:: What the task asks ::
Below are some records; work out how many of their lines contain "Example" and give the number only.

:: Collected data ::
^^^^^^^^

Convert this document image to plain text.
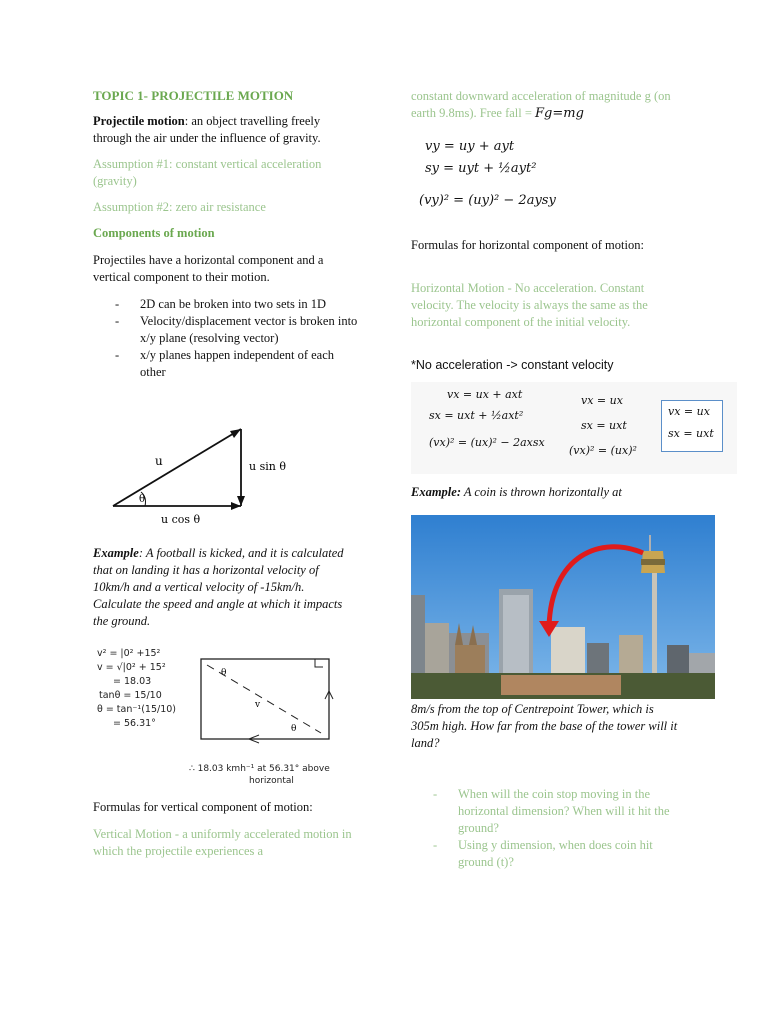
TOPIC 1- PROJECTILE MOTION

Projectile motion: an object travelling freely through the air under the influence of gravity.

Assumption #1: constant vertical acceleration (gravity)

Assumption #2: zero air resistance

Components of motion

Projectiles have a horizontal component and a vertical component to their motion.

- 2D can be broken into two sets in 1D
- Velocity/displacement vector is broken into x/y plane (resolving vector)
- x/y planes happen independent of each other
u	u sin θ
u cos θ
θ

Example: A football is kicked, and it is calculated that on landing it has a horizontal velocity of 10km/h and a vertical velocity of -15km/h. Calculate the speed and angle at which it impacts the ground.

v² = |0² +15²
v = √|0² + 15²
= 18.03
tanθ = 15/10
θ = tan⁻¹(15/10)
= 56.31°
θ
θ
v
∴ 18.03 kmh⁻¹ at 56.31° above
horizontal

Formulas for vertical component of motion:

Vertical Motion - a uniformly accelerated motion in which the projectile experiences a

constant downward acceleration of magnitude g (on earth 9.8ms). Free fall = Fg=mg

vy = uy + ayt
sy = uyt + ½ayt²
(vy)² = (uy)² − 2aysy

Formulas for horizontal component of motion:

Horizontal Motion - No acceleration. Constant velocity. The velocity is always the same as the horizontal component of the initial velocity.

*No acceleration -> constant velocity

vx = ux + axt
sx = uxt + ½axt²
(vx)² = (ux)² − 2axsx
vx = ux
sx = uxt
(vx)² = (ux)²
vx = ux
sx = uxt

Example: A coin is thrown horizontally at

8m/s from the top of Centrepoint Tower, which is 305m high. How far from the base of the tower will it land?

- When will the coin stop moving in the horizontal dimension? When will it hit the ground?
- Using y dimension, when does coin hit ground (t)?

^^^^^^^^

:: Result for this task ::
2